## EXERCISE OBJECTIVE
Each entry has to be copied exactly, with nothing missed.

Dataset items:
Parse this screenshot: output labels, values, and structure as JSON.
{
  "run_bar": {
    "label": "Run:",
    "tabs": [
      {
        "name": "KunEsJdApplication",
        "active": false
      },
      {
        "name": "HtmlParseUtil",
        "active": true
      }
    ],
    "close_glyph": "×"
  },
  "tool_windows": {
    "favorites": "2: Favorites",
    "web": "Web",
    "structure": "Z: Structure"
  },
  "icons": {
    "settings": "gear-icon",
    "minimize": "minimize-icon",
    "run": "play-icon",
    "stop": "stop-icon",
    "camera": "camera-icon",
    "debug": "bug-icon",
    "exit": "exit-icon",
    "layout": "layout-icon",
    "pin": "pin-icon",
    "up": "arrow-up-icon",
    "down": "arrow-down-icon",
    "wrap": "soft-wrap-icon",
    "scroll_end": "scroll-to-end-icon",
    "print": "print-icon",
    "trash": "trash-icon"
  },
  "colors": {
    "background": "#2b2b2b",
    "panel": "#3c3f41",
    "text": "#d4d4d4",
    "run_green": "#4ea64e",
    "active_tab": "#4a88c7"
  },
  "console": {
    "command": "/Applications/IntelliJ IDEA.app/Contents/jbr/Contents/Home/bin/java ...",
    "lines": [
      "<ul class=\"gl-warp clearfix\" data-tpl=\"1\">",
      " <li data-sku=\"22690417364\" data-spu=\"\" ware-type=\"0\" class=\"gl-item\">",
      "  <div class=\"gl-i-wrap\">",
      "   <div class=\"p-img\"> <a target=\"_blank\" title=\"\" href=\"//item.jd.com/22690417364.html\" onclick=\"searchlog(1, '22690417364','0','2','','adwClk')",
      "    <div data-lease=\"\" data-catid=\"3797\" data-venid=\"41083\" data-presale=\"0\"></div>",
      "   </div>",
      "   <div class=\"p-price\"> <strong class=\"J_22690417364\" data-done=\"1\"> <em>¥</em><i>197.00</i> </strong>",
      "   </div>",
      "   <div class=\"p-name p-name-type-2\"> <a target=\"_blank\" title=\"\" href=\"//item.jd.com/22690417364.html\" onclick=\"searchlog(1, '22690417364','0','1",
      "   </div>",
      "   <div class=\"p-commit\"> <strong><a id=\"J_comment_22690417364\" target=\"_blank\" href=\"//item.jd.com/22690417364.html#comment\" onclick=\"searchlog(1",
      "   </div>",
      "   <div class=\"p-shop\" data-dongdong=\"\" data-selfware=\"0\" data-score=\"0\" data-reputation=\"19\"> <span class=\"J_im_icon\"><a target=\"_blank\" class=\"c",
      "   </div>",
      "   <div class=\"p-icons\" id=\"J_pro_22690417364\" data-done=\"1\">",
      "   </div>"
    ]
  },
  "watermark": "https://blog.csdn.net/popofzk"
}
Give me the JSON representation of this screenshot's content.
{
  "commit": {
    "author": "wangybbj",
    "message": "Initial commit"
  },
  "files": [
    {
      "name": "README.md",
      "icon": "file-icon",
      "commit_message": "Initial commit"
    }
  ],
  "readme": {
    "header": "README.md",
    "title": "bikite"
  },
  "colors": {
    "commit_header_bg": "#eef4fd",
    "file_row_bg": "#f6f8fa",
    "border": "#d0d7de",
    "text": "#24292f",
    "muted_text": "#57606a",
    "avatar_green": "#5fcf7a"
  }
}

## CORRECT OUTPUT
Parse this screenshot: output labels, values, and structure as JSON.
{
  "run_bar": {
    "label": "Run:",
    "tabs": [
      {
        "name": "KunEsJdApplication",
        "active": false
      },
      {
        "name": "HtmlParseUtil",
        "active": true
      }
    ],
    "close_glyph": "×"
  },
  "tool_windows": {
    "favorites": "2: Favorites",
    "web": "Web",
    "structure": "Z: Structure"
  },
  "icons": {
    "settings": "gear-icon",
    "minimize": "minimize-icon",
    "run": "play-icon",
    "stop": "stop-icon",
    "camera": "camera-icon",
    "debug": "bug-icon",
    "exit": "exit-icon",
    "layout": "layout-icon",
    "pin": "pin-icon",
    "up": "arrow-up-icon",
    "down": "arrow-down-icon",
    "wrap": "soft-wrap-icon",
    "scroll_end": "scroll-to-end-icon",
    "print": "print-icon",
    "trash": "trash-icon"
  },
  "colors": {
    "background": "#2b2b2b",
    "panel": "#3c3f41",
    "text": "#d4d4d4",
    "run_green": "#4ea64e",
    "active_tab": "#4a88c7"
  },
  "console": {
    "command": "/Applications/IntelliJ IDEA.app/Contents/jbr/Contents/Home/bin/java ...",
    "lines": [
      "<ul class=\"gl-warp clearfix\" data-tpl=\"1\">",
      " <li data-sku=\"22690417364\" data-spu=\"\" ware-type=\"0\" class=\"gl-item\">",
      "  <div class=\"gl-i-wrap\">",
      "   <div class=\"p-img\"> <a target=\"_blank\" title=\"\" href=\"//item.jd.com/22690417364.html\" onclick=\"searchlog(1, '22690417364','0','2','','adwClk')",
      "    <div data-lease=\"\" data-catid=\"3797\" data-venid=\"41083\" data-presale=\"0\"></div>",
      "   </div>",
      "   <div class=\"p-price\"> <strong class=\"J_22690417364\" data-done=\"1\"> <em>¥</em><i>197.00</i> </strong>",
      "   </div>",
      "   <div class=\"p-name p-name-type-2\"> <a target=\"_blank\" title=\"\" href=\"//item.jd.com/22690417364.html\" onclick=\"searchlog(1, '22690417364','0','1",
      "   </div>",
      "   <div class=\"p-commit\"> <strong><a id=\"J_comment_22690417364\" target=\"_blank\" href=\"//item.jd.com/22690417364.html#comment\" onclick=\"searchlog(1",
      "   </div>",
      "   <div class=\"p-shop\" data-dongdong=\"\" data-selfware=\"0\" data-score=\"0\" data-reputation=\"19\"> <span class=\"J_im_icon\"><a target=\"_blank\" class=\"c",
      "   </div>",
      "   <div class=\"p-icons\" id=\"J_pro_22690417364\" data-done=\"1\">",
      "   </div>"
    ]
  },
  "watermark": "https://blog.csdn.net/popofzk"
}
Give me the JSON representation of this screenshot's content.
{
  "commit": {
    "author": "wangybbj",
    "message": "Initial commit"
  },
  "files": [
    {
      "name": "README.md",
      "icon": "file-icon",
      "commit_message": "Initial commit"
    }
  ],
  "readme": {
    "header": "README.md",
    "title": "bikite"
  },
  "colors": {
    "commit_header_bg": "#eef4fd",
    "file_row_bg": "#f6f8fa",
    "border": "#d0d7de",
    "text": "#24292f",
    "muted_text": "#57606a",
    "avatar_green": "#5fcf7a"
  }
}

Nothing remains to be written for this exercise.